▸ **Given information**

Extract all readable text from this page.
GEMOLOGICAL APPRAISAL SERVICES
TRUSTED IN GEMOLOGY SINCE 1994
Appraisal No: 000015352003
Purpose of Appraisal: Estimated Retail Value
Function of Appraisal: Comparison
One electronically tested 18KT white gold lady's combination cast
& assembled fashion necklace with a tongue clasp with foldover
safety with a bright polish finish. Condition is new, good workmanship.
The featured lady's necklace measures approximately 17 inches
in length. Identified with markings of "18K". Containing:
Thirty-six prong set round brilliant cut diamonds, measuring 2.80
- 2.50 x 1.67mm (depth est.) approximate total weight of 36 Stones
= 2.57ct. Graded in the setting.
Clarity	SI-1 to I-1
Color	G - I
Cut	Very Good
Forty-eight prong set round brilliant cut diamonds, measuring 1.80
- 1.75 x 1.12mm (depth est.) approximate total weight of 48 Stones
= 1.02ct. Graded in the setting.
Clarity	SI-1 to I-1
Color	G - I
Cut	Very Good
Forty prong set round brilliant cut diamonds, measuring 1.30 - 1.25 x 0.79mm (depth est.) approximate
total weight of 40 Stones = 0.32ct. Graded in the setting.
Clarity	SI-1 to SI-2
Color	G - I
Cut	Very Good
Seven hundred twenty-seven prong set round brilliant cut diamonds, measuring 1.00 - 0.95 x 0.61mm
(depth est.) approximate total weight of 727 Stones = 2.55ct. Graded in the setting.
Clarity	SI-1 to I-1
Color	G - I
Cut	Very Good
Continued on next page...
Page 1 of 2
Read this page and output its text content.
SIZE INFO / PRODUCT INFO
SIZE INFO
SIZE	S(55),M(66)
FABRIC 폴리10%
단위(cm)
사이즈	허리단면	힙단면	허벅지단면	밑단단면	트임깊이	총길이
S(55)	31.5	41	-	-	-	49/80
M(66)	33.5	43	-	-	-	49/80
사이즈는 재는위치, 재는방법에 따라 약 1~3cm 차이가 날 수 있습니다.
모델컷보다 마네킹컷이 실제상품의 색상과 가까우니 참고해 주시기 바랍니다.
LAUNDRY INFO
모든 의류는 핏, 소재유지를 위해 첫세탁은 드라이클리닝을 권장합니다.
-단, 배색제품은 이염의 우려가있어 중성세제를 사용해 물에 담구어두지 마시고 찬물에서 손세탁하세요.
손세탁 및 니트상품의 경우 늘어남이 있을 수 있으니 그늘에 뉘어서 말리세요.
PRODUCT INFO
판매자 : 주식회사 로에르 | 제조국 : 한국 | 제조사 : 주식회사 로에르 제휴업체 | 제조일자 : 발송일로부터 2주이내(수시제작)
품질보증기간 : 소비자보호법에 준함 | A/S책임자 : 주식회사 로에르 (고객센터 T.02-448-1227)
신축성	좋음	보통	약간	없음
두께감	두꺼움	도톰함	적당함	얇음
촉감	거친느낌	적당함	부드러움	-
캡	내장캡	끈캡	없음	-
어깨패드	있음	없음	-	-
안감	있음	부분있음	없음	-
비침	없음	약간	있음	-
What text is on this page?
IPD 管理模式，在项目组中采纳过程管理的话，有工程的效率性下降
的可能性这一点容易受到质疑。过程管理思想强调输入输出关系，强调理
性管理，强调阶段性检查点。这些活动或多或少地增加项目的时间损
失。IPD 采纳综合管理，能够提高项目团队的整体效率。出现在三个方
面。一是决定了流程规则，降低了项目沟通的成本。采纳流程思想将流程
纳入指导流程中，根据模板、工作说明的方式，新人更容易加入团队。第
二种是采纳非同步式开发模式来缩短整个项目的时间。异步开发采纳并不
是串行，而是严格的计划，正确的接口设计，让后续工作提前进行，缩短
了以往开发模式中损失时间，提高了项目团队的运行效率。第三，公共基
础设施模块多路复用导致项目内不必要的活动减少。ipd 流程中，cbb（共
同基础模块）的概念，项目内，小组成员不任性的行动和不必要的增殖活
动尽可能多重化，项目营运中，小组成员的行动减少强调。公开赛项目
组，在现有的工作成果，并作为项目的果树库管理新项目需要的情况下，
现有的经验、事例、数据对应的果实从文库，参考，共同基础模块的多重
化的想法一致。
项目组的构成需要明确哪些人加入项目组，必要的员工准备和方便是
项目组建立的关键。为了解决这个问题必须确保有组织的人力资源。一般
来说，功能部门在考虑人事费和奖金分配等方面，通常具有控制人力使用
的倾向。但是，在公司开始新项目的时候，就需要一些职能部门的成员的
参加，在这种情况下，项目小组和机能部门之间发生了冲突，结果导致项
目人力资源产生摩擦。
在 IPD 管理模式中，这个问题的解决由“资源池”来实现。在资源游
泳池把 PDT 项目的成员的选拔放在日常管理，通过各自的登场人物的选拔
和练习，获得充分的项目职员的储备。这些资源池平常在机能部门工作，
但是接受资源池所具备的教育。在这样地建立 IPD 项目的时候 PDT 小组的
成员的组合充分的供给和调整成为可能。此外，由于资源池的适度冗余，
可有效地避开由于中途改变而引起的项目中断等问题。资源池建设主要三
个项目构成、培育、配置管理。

▸ **Direction**
Extract the listing in its entirety and repeat it exactly.

▸ **Completed task**
Extract all readable text from this page.
GEMOLOGICAL APPRAISAL SERVICES
TRUSTED IN GEMOLOGY SINCE 1994
Appraisal No: 000015352003
Purpose of Appraisal: Estimated Retail Value
Function of Appraisal: Comparison
One electronically tested 18KT white gold lady's combination cast
& assembled fashion necklace with a tongue clasp with foldover
safety with a bright polish finish. Condition is new, good workmanship.
The featured lady's necklace measures approximately 17 inches
in length. Identified with markings of "18K". Containing:
Thirty-six prong set round brilliant cut diamonds, measuring 2.80
- 2.50 x 1.67mm (depth est.) approximate total weight of 36 Stones
= 2.57ct. Graded in the setting.
Clarity	SI-1 to I-1
Color	G - I
Cut	Very Good
Forty-eight prong set round brilliant cut diamonds, measuring 1.80
- 1.75 x 1.12mm (depth est.) approximate total weight of 48 Stones
= 1.02ct. Graded in the setting.
Clarity	SI-1 to I-1
Color	G - I
Cut	Very Good
Forty prong set round brilliant cut diamonds, measuring 1.30 - 1.25 x 0.79mm (depth est.) approximate
total weight of 40 Stones = 0.32ct. Graded in the setting.
Clarity	SI-1 to SI-2
Color	G - I
Cut	Very Good
Seven hundred twenty-seven prong set round brilliant cut diamonds, measuring 1.00 - 0.95 x 0.61mm
(depth est.) approximate total weight of 727 Stones = 2.55ct. Graded in the setting.
Clarity	SI-1 to I-1
Color	G - I
Cut	Very Good
Continued on next page...
Page 1 of 2
Read this page and output its text content.
SIZE INFO / PRODUCT INFO
SIZE INFO
SIZE	S(55),M(66)
FABRIC 폴리10%
단위(cm)
사이즈	허리단면	힙단면	허벅지단면	밑단단면	트임깊이	총길이
S(55)	31.5	41	-	-	-	49/80
M(66)	33.5	43	-	-	-	49/80
사이즈는 재는위치, 재는방법에 따라 약 1~3cm 차이가 날 수 있습니다.
모델컷보다 마네킹컷이 실제상품의 색상과 가까우니 참고해 주시기 바랍니다.
LAUNDRY INFO
모든 의류는 핏, 소재유지를 위해 첫세탁은 드라이클리닝을 권장합니다.
-단, 배색제품은 이염의 우려가있어 중성세제를 사용해 물에 담구어두지 마시고 찬물에서 손세탁하세요.
손세탁 및 니트상품의 경우 늘어남이 있을 수 있으니 그늘에 뉘어서 말리세요.
PRODUCT INFO
판매자 : 주식회사 로에르 | 제조국 : 한국 | 제조사 : 주식회사 로에르 제휴업체 | 제조일자 : 발송일로부터 2주이내(수시제작)
품질보증기간 : 소비자보호법에 준함 | A/S책임자 : 주식회사 로에르 (고객센터 T.02-448-1227)
신축성	좋음	보통	약간	없음
두께감	두꺼움	도톰함	적당함	얇음
촉감	거친느낌	적당함	부드러움	-
캡	내장캡	끈캡	없음	-
어깨패드	있음	없음	-	-
안감	있음	부분있음	없음	-
비침	없음	약간	있음	-
What text is on this page?
IPD 管理模式，在项目组中采纳过程管理的话，有工程的效率性下降
的可能性这一点容易受到质疑。过程管理思想强调输入输出关系，强调理
性管理，强调阶段性检查点。这些活动或多或少地增加项目的时间损
失。IPD 采纳综合管理，能够提高项目团队的整体效率。出现在三个方
面。一是决定了流程规则，降低了项目沟通的成本。采纳流程思想将流程
纳入指导流程中，根据模板、工作说明的方式，新人更容易加入团队。第
二种是采纳非同步式开发模式来缩短整个项目的时间。异步开发采纳并不
是串行，而是严格的计划，正确的接口设计，让后续工作提前进行，缩短
了以往开发模式中损失时间，提高了项目团队的运行效率。第三，公共基
础设施模块多路复用导致项目内不必要的活动减少。ipd 流程中，cbb（共
同基础模块）的概念，项目内，小组成员不任性的行动和不必要的增殖活
动尽可能多重化，项目营运中，小组成员的行动减少强调。公开赛项目
组，在现有的工作成果，并作为项目的果树库管理新项目需要的情况下，
现有的经验、事例、数据对应的果实从文库，参考，共同基础模块的多重
化的想法一致。
项目组的构成需要明确哪些人加入项目组，必要的员工准备和方便是
项目组建立的关键。为了解决这个问题必须确保有组织的人力资源。一般
来说，功能部门在考虑人事费和奖金分配等方面，通常具有控制人力使用
的倾向。但是，在公司开始新项目的时候，就需要一些职能部门的成员的
参加，在这种情况下，项目小组和机能部门之间发生了冲突，结果导致项
目人力资源产生摩擦。
在 IPD 管理模式中，这个问题的解决由“资源池”来实现。在资源游
泳池把 PDT 项目的成员的选拔放在日常管理，通过各自的登场人物的选拔
和练习，获得充分的项目职员的储备。这些资源池平常在机能部门工作，
但是接受资源池所具备的教育。在这样地建立 IPD 项目的时候 PDT 小组的
成员的组合充分的供给和调整成为可能。此外，由于资源池的适度冗余，
可有效地避开由于中途改变而引起的项目中断等问题。资源池建设主要三
个项目构成、培育、配置管理。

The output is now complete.